* What this task involves *
Within the records that follow, find every line containing the string "required". Copy those lines.

-- BEGIN Dataset --

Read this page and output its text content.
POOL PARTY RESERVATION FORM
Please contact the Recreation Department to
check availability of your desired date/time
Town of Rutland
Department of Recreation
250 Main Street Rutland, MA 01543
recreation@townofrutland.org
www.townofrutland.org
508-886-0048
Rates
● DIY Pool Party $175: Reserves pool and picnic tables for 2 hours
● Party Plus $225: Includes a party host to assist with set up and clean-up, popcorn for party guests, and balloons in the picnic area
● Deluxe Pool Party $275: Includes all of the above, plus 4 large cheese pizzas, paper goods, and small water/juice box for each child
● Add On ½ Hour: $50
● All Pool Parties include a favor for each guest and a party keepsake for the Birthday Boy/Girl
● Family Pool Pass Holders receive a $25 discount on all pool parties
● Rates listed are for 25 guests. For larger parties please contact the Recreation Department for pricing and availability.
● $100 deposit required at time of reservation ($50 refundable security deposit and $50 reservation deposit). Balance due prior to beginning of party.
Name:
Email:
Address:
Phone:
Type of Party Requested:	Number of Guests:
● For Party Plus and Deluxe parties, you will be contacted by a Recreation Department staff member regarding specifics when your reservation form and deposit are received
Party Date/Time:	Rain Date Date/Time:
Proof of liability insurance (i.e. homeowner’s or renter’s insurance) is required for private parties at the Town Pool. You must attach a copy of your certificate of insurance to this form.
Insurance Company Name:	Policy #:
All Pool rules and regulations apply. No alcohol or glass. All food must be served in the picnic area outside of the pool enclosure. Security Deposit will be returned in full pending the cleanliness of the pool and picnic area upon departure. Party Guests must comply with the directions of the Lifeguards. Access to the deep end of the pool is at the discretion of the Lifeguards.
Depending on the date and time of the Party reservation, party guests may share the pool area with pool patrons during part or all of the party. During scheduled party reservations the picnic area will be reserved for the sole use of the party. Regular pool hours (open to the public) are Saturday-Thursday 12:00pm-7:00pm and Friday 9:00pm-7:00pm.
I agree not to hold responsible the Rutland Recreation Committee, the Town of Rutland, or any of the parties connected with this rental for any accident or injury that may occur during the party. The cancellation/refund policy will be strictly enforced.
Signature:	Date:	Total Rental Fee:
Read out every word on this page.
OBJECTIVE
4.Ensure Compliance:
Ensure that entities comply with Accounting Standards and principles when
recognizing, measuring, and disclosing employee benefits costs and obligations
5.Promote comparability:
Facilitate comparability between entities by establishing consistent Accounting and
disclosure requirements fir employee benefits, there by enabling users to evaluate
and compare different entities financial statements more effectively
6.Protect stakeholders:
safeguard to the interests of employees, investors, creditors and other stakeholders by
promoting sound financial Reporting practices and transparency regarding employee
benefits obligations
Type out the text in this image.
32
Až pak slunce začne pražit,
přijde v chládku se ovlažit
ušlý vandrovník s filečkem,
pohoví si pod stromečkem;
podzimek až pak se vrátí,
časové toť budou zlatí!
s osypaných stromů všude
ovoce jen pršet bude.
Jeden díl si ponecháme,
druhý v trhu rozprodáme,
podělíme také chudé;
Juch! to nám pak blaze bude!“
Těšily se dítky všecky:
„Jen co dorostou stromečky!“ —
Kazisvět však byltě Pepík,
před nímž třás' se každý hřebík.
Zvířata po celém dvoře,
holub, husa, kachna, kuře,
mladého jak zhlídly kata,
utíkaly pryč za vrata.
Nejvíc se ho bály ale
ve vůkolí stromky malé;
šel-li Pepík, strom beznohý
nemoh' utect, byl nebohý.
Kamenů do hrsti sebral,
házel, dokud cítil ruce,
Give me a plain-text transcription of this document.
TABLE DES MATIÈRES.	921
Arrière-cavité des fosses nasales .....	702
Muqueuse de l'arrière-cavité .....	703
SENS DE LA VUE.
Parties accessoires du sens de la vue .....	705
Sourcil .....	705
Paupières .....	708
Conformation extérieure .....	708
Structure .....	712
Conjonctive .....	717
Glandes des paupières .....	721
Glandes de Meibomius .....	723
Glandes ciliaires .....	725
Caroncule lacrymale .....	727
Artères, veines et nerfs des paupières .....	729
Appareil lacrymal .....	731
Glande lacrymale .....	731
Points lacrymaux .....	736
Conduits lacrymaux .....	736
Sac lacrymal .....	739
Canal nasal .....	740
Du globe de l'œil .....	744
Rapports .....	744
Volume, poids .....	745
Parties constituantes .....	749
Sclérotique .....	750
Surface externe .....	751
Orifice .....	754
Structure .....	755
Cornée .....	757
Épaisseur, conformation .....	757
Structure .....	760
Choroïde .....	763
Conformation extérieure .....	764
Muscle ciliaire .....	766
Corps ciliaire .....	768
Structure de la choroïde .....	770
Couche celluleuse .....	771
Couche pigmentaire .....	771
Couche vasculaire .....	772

-- END Dataset --

* Solution *
● $100 deposit required at time of reservation ($50 refundable security deposit and $50 reservation deposit). Balance due prior to beginning of party.
Proof of liability insurance (i.e. homeowner’s or renter’s insurance) is required for private parties at the Town Pool. You must attach a copy of your certificate of insurance to this form.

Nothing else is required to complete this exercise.